• _Material for this task_:

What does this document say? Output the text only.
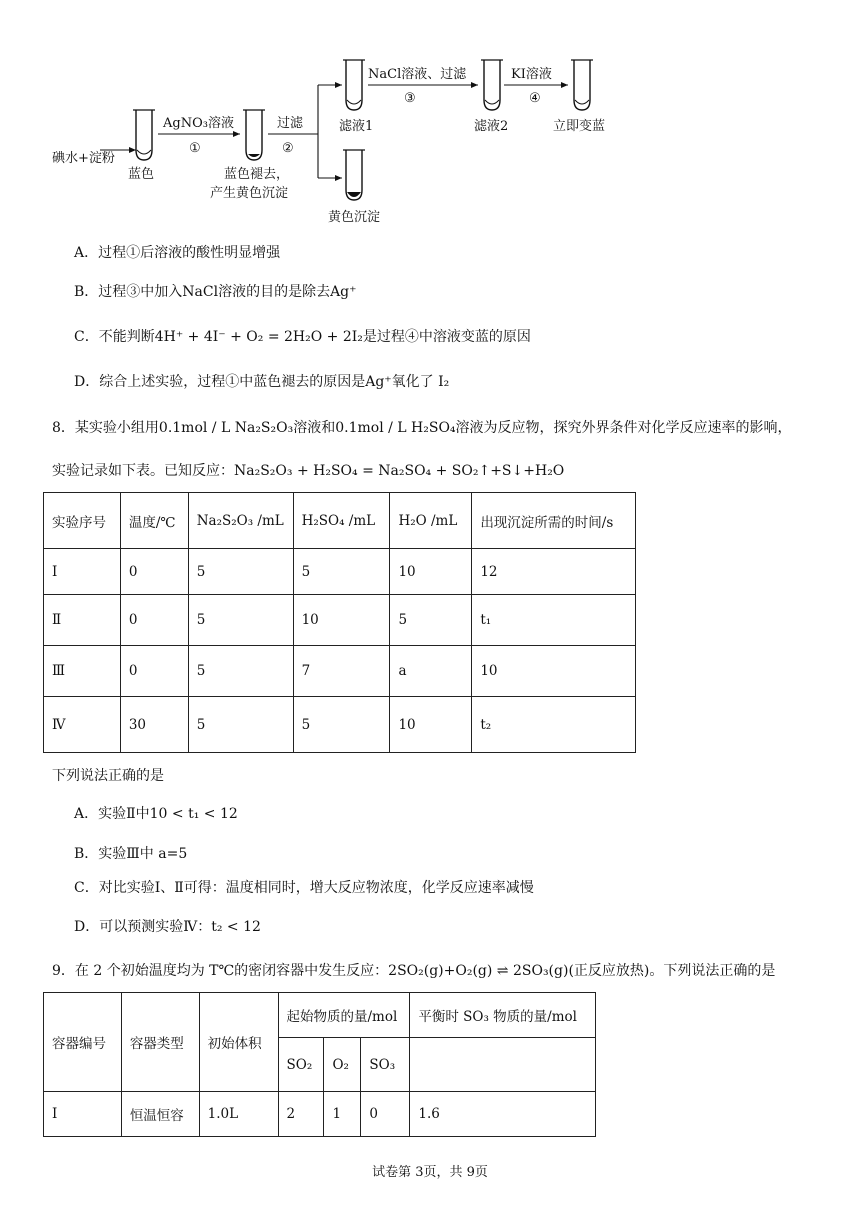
碘水+淀粉
蓝色
AgNO₃溶液
①
蓝色褪去，
产生黄色沉淀
过滤
②
滤液1
黄色沉淀
NaCl溶液、过滤
③
滤液2
KI溶液
④
立即变蓝
A．过程①后溶液的酸性明显增强
B．过程③中加入NaCl溶液的目的是除去Ag⁺
C．不能判断4H⁺ + 4I⁻ + O₂ = 2H₂O + 2I₂是过程④中溶液变蓝的原因
D．综合上述实验，过程①中蓝色褪去的原因是Ag⁺氧化了 I₂
8．某实验小组用0.1mol / L Na₂S₂O₃溶液和0.1mol / L H₂SO₄溶液为反应物，探究外界条件对化学反应速率的影响，
实验记录如下表。已知反应：Na₂S₂O₃ + H₂SO₄ = Na₂SO₄ + SO₂↑+S↓+H₂O
实验序号	温度/℃	Na₂S₂O₃ /mL	H₂SO₄ /mL	H₂O /mL	出现沉淀所需的时间/s
Ⅰ	0	5	5	10	12
Ⅱ	0	5	10	5	t₁
Ⅲ	0	5	7	a	10
Ⅳ	30	5	5	10	t₂
下列说法正确的是
A．实验Ⅱ中10 < t₁ < 12
B．实验Ⅲ中 a=5
C．对比实验Ⅰ、Ⅱ可得：温度相同时，增大反应物浓度，化学反应速率减慢
D．可以预测实验Ⅳ：t₂ < 12
9．在 2 个初始温度均为 T℃的密闭容器中发生反应：2SO₂(g)+O₂(g) ⇌ 2SO₃(g)(正反应放热)。下列说法正确的是
容器编号	容器类型	初始体积	起始物质的量/mol			平衡时 SO₃ 物质的量/mol
			SO₂	O₂	SO₃	
Ⅰ	恒温恒容	1.0L	2	1	0	1.6
试卷第 3页，共 9页
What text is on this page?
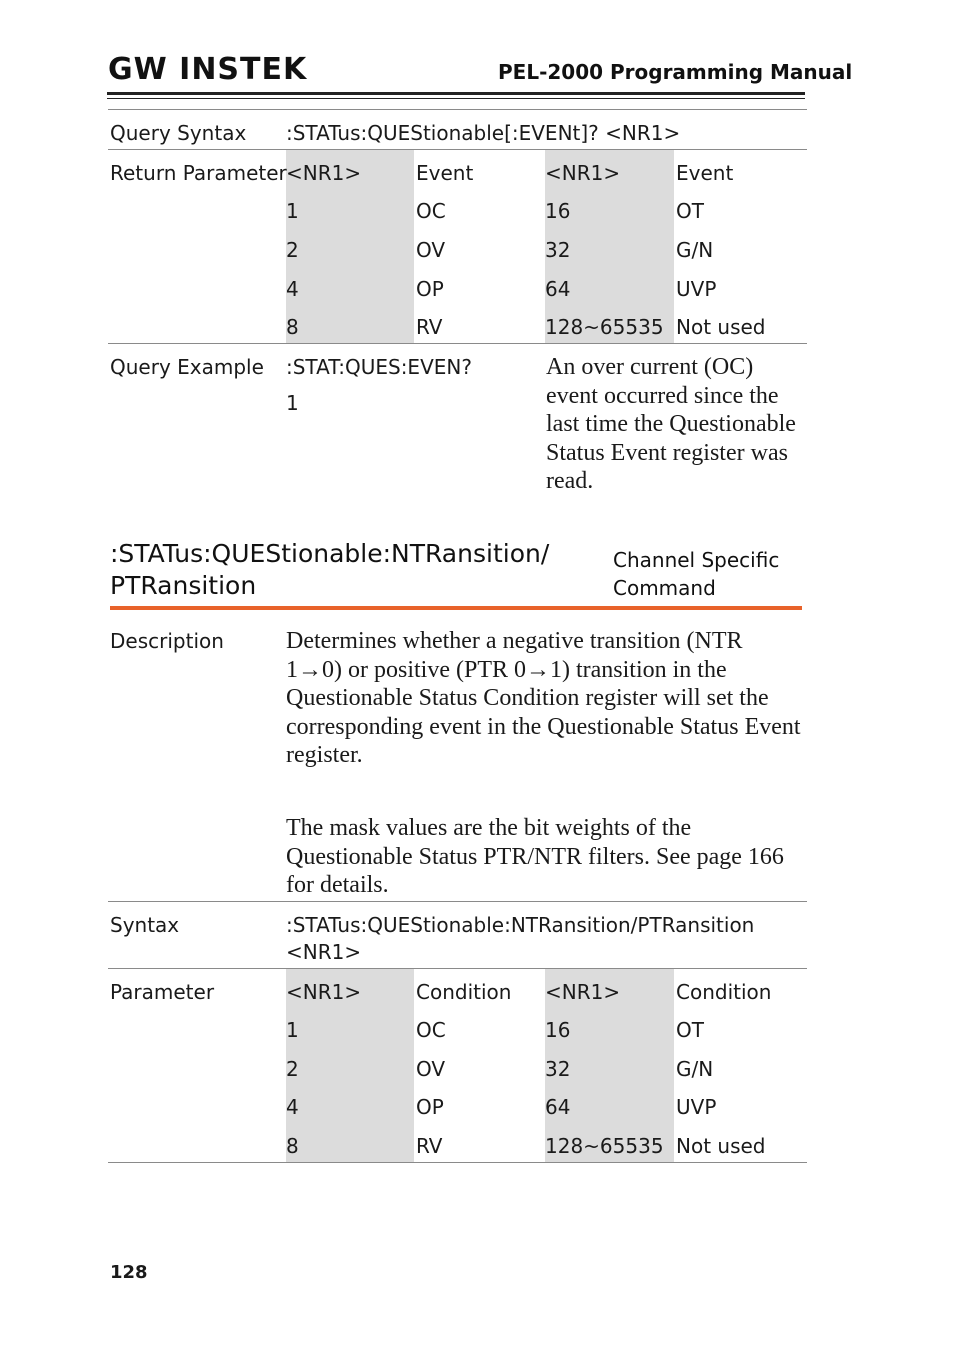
GW INSTEK	PEL-2000 Programming Manual
Query Syntax :STATus:QUEStionable[:EVENt]? <NR1>
Return Parameter <NR1>	Event	<NR1>	Event
1	OC	16	OT
2	OV	32	G/N
4	OP	64	UVP
8	RV	128~65535 Not used
Query Example :STAT:QUES:EVEN?
1
An over current (OC) event occurred since the last time the Questionable Status Event register was read.
:STATus:QUEStionable:NTRansition/
PTRansition
Channel Specific
Command
Description	Determines whether a negative transition (NTR 1→0) or positive (PTR 0→1) transition in the Questionable Status Condition register will set the corresponding event in the Questionable Status Event register.
The mask values are the bit weights of the Questionable Status PTR/NTR filters. See page 166 for details.
Syntax	:STATus:QUEStionable:NTRansition/PTRansition
<NR1>
Parameter	<NR1>	Condition <NR1>	Condition
1	OC	16	OT
2	OV	32	G/N
4	OP	64	UVP
8	RV	128~65535 Not used
128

• _Task requirements_: Select every line above that contains the word "NTRansition", and copy it.

• _Worked answer_:
:STATus:QUEStionable:NTRansition/
Syntax	:STATus:QUEStionable:NTRansition/PTRansition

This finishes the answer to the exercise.